*Data extract*
[START]

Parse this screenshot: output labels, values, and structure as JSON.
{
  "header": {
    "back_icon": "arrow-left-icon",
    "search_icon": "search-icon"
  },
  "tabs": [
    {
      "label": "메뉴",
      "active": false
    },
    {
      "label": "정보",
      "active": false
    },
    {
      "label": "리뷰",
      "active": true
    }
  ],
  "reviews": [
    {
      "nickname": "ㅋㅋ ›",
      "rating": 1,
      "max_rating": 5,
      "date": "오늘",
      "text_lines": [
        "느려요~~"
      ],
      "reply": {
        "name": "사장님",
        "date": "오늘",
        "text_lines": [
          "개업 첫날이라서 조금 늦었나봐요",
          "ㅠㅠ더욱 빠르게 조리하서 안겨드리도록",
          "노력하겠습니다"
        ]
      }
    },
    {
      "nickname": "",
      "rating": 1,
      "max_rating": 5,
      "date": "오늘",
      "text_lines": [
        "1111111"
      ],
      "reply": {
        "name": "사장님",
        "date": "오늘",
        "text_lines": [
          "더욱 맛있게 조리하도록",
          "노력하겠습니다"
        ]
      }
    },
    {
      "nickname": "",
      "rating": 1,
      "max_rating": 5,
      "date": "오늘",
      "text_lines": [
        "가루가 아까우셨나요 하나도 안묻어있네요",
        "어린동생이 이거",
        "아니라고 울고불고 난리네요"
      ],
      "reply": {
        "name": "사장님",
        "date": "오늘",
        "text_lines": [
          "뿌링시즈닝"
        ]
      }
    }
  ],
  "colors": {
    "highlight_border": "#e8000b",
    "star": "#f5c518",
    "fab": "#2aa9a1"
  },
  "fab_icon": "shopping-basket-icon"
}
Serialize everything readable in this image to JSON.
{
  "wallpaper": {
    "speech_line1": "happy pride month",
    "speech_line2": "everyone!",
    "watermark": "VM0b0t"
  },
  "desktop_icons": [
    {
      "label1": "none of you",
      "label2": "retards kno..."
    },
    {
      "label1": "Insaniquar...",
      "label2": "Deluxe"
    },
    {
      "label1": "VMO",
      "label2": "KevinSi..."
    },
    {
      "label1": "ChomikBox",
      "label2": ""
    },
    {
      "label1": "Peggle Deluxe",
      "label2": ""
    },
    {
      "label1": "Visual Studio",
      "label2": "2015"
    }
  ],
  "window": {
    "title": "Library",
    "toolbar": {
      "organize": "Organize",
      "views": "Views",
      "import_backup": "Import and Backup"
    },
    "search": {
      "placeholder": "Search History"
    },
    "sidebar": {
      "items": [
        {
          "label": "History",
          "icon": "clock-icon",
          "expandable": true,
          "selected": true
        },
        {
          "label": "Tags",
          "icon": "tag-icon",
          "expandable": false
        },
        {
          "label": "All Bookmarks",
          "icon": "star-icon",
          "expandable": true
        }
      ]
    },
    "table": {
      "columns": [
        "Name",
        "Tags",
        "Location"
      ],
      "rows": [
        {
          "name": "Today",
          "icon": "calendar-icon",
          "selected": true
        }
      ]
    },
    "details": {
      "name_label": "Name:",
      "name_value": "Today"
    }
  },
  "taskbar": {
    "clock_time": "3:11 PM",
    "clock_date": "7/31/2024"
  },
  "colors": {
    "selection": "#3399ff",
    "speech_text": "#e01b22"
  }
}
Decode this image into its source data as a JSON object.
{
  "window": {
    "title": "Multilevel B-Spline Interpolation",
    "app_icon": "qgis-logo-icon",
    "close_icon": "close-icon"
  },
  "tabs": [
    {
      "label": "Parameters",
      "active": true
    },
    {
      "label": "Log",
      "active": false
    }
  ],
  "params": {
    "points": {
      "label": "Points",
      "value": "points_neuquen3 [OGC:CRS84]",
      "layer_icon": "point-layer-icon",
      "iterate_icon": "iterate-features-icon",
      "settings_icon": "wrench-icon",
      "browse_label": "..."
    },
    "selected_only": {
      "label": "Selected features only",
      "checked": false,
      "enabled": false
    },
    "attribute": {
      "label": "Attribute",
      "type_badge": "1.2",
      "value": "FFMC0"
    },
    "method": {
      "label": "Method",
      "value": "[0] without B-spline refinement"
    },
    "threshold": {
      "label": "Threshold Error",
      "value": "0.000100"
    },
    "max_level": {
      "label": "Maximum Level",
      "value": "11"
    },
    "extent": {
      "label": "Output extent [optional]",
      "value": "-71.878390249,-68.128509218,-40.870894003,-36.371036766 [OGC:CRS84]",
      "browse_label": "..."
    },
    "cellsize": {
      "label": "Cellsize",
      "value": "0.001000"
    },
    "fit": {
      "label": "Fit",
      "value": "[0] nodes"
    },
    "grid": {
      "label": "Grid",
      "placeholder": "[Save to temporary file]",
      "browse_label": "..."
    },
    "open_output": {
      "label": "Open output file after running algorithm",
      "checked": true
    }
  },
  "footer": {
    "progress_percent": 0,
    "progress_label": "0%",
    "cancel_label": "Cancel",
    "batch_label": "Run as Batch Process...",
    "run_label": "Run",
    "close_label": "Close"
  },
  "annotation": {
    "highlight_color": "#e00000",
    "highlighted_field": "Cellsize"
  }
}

[END]

*Stated problem*
Return all lines containing the word "extent".

*Expected answer*
    "extent": {
      "label": "Output extent [optional]",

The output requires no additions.